SHORT PROBLEM:
With the images removed, repeat the data below exactly.
****************
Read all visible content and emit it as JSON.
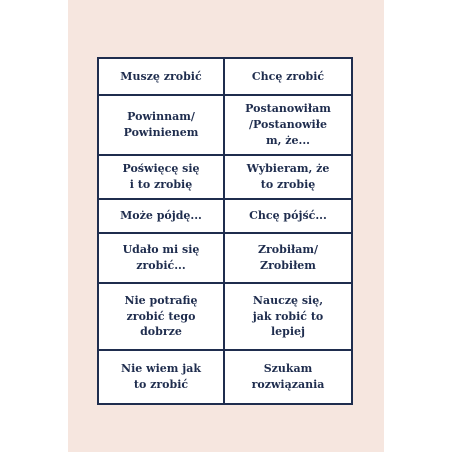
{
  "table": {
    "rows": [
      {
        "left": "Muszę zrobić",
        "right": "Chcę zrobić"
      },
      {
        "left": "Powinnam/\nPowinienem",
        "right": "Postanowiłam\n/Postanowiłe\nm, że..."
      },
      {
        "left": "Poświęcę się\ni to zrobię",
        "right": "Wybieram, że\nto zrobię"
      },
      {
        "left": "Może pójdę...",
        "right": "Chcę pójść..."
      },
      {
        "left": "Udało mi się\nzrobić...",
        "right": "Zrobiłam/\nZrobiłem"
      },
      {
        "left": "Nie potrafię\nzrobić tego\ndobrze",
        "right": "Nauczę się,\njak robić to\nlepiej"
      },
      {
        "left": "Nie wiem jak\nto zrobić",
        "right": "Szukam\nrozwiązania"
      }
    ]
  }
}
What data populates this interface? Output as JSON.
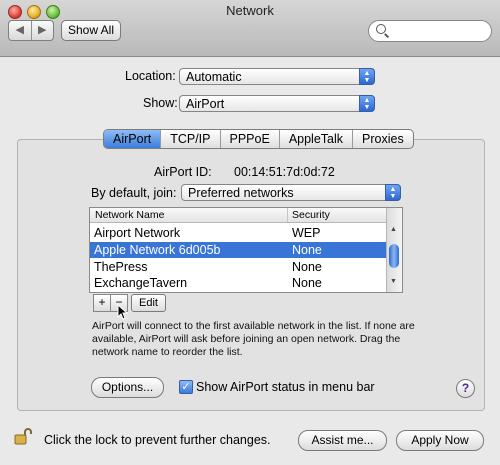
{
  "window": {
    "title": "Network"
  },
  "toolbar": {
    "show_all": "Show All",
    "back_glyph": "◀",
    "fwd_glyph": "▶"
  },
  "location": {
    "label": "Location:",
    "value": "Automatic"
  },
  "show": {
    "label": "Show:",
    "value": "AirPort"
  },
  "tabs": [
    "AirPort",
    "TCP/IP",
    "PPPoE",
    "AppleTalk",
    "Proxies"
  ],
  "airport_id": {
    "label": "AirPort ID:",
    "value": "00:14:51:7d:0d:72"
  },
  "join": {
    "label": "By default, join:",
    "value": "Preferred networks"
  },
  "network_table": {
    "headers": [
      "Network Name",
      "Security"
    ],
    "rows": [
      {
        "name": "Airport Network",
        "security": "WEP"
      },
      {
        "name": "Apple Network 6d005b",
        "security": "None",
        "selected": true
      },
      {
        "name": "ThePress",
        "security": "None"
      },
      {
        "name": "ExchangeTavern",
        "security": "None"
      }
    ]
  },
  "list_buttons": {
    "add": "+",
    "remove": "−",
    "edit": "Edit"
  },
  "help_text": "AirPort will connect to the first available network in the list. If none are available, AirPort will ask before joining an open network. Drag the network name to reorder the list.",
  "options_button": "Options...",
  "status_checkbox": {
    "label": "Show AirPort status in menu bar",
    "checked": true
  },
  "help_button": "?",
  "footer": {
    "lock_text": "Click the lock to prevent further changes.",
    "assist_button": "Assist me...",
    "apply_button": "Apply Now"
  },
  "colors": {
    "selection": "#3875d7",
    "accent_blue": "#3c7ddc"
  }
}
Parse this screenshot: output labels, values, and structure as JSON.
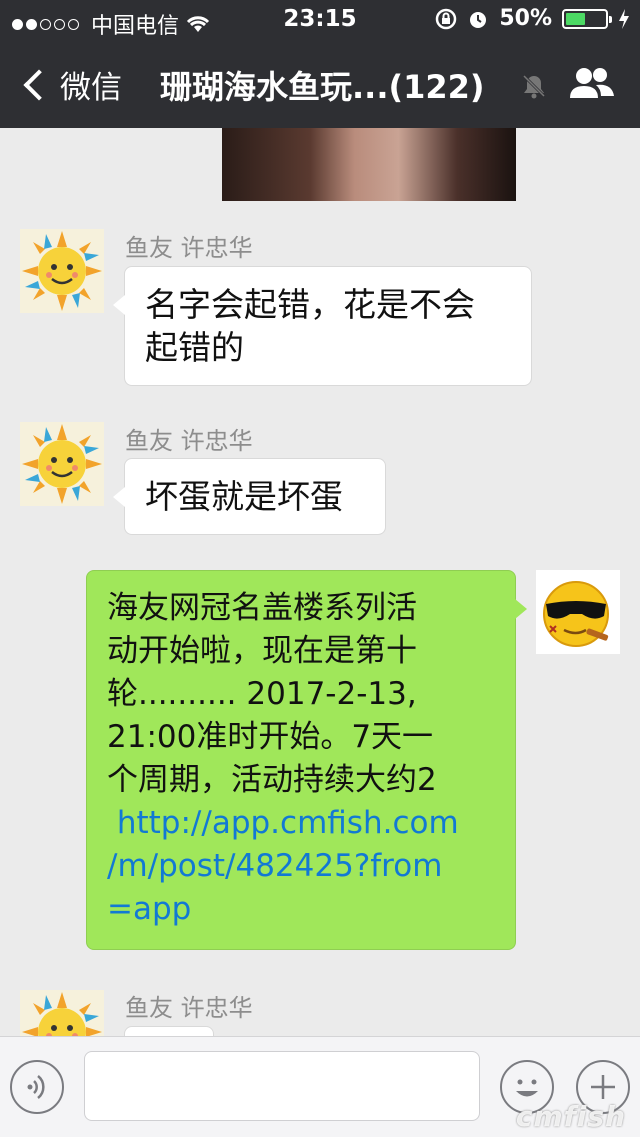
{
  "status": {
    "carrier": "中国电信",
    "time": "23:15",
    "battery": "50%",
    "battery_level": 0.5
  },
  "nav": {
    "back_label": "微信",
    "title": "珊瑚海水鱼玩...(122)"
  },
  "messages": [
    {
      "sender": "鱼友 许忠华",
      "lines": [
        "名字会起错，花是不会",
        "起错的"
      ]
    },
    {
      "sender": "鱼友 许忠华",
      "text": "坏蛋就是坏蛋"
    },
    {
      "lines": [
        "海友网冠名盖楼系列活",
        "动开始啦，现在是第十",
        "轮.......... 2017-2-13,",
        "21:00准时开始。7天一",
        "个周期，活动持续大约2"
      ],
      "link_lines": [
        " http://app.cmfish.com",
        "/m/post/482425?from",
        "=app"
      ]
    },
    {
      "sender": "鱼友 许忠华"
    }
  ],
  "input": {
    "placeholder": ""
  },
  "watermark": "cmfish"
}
****************
SOLUTION TO THIS PROBLEM:
Read all visible content and emit it as JSON.
{
  "table": {
    "rows": [
      {
        "left": "Muszę zrobić",
        "right": "Chcę zrobić"
      },
      {
        "left": "Powinnam/\nPowinienem",
        "right": "Postanowiłam\n/Postanowiłe\nm, że..."
      },
      {
        "left": "Poświęcę się\ni to zrobię",
        "right": "Wybieram, że\nto zrobię"
      },
      {
        "left": "Może pójdę...",
        "right": "Chcę pójść..."
      },
      {
        "left": "Udało mi się\nzrobić...",
        "right": "Zrobiłam/\nZrobiłem"
      },
      {
        "left": "Nie potrafię\nzrobić tego\ndobrze",
        "right": "Nauczę się,\njak robić to\nlepiej"
      },
      {
        "left": "Nie wiem jak\nto zrobić",
        "right": "Szukam\nrozwiązania"
      }
    ]
  }
}
What data populates this interface? Output as JSON.
{
  "window": {
    "title": "Network"
  },
  "toolbar": {
    "show_all": "Show All",
    "back_glyph": "◀",
    "fwd_glyph": "▶"
  },
  "location": {
    "label": "Location:",
    "value": "Automatic"
  },
  "show": {
    "label": "Show:",
    "value": "AirPort"
  },
  "tabs": [
    "AirPort",
    "TCP/IP",
    "PPPoE",
    "AppleTalk",
    "Proxies"
  ],
  "airport_id": {
    "label": "AirPort ID:",
    "value": "00:14:51:7d:0d:72"
  },
  "join": {
    "label": "By default, join:",
    "value": "Preferred networks"
  },
  "network_table": {
    "headers": [
      "Network Name",
      "Security"
    ],
    "rows": [
      {
        "name": "Airport Network",
        "security": "WEP"
      },
      {
        "name": "Apple Network 6d005b",
        "security": "None",
        "selected": true
      },
      {
        "name": "ThePress",
        "security": "None"
      },
      {
        "name": "ExchangeTavern",
        "security": "None"
      }
    ]
  },
  "list_buttons": {
    "add": "+",
    "remove": "−",
    "edit": "Edit"
  },
  "help_text": "AirPort will connect to the first available network in the list. If none are available, AirPort will ask before joining an open network. Drag the network name to reorder the list.",
  "options_button": "Options...",
  "status_checkbox": {
    "label": "Show AirPort status in menu bar",
    "checked": true
  },
  "help_button": "?",
  "footer": {
    "lock_text": "Click the lock to prevent further changes.",
    "assist_button": "Assist me...",
    "apply_button": "Apply Now"
  },
  "colors": {
    "selection": "#3875d7",
    "accent_blue": "#3c7ddc"
  }
}
Parse this screenshot: output labels, values, and structure as JSON.
{
  "status": {
    "carrier": "中国电信",
    "time": "23:15",
    "battery": "50%",
    "battery_level": 0.5
  },
  "nav": {
    "back_label": "微信",
    "title": "珊瑚海水鱼玩...(122)"
  },
  "messages": [
    {
      "sender": "鱼友 许忠华",
      "lines": [
        "名字会起错，花是不会",
        "起错的"
      ]
    },
    {
      "sender": "鱼友 许忠华",
      "text": "坏蛋就是坏蛋"
    },
    {
      "lines": [
        "海友网冠名盖楼系列活",
        "动开始啦，现在是第十",
        "轮.......... 2017-2-13,",
        "21:00准时开始。7天一",
        "个周期，活动持续大约2"
      ],
      "link_lines": [
        " http://app.cmfish.com",
        "/m/post/482425?from",
        "=app"
      ]
    },
    {
      "sender": "鱼友 许忠华"
    }
  ],
  "input": {
    "placeholder": ""
  },
  "watermark": "cmfish"
}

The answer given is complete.